= The exercise =
Across the listing below, count the lines that mention the string "JPEG". Reply with the figure only.

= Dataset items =

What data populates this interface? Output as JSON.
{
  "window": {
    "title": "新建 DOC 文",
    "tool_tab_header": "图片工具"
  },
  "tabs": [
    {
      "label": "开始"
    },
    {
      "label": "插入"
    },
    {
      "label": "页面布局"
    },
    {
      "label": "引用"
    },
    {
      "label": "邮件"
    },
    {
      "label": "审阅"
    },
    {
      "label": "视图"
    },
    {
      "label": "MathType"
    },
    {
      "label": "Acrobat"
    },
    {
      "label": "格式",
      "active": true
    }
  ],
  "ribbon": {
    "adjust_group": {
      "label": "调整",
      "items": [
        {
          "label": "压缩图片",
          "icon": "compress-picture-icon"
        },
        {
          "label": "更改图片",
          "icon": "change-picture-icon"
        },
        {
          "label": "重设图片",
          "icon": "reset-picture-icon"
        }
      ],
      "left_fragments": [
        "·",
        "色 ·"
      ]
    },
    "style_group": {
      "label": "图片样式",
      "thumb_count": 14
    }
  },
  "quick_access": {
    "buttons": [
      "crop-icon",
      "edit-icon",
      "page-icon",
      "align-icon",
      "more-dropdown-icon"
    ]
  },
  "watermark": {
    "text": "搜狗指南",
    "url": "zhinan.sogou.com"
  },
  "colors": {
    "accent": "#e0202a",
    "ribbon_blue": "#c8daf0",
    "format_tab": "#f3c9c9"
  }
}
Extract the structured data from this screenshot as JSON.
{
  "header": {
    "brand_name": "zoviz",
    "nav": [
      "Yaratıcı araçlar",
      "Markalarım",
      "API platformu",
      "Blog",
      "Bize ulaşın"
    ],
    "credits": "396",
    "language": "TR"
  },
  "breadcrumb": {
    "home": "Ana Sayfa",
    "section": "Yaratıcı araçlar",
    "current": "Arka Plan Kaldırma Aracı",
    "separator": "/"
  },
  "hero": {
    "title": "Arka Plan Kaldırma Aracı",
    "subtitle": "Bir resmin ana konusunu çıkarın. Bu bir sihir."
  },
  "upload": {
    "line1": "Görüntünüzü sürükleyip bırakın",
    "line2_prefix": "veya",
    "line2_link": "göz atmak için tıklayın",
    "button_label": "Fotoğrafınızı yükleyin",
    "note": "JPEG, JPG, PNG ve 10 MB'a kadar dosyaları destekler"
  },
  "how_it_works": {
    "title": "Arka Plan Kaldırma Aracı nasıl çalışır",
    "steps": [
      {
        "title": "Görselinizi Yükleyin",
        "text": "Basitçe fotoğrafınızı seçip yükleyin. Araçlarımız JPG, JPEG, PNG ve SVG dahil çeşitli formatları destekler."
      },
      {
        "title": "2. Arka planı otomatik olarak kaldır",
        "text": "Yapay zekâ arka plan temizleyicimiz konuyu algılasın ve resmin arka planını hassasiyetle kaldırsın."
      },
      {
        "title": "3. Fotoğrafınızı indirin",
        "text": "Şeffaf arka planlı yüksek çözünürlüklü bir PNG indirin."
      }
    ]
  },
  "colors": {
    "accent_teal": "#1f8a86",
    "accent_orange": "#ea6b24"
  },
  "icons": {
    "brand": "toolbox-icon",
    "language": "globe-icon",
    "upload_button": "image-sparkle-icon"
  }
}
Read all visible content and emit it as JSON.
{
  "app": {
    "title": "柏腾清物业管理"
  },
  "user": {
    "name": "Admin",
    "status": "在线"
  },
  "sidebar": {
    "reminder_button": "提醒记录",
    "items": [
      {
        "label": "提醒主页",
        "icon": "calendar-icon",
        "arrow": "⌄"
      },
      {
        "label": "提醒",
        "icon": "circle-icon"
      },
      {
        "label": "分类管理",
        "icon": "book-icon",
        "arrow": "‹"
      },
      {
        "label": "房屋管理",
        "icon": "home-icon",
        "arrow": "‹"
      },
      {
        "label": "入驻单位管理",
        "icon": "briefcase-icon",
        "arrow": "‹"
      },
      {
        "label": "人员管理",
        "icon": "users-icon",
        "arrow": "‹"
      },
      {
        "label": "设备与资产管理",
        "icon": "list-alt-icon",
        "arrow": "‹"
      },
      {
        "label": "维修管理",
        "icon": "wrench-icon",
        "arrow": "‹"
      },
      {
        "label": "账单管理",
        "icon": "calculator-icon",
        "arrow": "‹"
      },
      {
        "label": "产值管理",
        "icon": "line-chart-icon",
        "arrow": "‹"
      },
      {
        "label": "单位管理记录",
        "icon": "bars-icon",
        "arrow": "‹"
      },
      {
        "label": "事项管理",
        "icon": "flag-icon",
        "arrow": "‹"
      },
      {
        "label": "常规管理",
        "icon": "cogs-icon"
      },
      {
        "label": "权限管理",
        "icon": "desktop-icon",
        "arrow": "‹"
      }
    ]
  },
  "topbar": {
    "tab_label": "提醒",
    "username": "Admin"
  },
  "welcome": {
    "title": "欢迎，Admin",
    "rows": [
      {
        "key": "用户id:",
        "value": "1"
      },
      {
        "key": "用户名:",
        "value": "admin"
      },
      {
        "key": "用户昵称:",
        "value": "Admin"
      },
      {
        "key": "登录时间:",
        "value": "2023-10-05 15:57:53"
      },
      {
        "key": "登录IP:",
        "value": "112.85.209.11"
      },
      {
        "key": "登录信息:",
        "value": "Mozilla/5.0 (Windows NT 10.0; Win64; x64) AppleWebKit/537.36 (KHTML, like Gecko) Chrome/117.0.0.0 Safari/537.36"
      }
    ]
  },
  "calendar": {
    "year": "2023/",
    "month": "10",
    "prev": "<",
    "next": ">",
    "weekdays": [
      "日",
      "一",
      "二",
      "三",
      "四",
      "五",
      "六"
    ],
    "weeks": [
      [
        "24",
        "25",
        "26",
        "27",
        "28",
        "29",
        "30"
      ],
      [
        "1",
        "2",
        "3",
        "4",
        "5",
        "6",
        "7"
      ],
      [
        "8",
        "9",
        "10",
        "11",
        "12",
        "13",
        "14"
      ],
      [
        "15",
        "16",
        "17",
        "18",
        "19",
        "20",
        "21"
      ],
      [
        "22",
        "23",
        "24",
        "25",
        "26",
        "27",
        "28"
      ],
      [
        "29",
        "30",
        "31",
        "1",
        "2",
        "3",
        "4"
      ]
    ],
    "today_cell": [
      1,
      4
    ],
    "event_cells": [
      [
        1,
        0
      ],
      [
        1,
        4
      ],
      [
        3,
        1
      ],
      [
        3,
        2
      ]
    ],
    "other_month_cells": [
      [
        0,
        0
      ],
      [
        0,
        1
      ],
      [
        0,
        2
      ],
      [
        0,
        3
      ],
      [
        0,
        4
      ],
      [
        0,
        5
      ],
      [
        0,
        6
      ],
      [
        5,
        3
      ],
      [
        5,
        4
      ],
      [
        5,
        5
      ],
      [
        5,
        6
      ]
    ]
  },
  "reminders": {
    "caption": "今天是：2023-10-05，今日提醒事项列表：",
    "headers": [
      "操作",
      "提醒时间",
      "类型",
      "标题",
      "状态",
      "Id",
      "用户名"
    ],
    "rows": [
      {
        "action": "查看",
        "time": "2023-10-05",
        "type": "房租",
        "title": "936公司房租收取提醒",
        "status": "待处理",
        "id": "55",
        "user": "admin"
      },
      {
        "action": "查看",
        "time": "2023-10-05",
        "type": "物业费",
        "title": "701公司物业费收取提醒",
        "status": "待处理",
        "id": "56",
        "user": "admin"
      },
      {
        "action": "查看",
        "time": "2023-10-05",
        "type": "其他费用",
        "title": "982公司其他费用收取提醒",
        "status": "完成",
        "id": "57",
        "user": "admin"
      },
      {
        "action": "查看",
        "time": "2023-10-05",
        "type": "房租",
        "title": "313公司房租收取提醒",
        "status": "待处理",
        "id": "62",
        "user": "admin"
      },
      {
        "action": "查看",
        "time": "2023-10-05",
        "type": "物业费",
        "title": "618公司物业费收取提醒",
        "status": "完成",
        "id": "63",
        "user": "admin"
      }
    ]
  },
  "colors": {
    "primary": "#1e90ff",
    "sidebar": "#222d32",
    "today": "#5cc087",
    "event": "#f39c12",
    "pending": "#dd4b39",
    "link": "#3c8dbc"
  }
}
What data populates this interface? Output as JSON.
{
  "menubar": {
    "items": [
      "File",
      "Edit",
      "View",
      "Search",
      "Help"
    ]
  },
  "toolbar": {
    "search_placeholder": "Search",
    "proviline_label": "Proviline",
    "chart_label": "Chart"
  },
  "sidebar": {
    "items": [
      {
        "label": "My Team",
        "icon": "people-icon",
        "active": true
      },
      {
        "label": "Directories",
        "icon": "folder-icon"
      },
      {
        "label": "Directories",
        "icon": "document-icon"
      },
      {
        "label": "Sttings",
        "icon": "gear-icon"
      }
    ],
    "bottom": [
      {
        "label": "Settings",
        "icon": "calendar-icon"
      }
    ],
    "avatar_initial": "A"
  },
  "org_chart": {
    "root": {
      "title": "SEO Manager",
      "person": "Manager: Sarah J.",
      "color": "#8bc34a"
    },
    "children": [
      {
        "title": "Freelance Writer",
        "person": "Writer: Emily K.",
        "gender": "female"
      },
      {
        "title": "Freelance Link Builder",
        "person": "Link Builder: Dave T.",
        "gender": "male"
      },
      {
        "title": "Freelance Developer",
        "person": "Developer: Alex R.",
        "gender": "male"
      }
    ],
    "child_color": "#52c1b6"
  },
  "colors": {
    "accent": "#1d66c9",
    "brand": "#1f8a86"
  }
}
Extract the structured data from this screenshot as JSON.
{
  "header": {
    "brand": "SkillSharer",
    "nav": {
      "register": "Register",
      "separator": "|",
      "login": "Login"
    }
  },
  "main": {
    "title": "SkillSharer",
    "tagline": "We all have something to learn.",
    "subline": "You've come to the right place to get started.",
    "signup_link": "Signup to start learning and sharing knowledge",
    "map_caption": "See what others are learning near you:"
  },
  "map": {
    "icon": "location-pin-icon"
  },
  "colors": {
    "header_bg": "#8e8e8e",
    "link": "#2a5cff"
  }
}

= Exercise solution =
2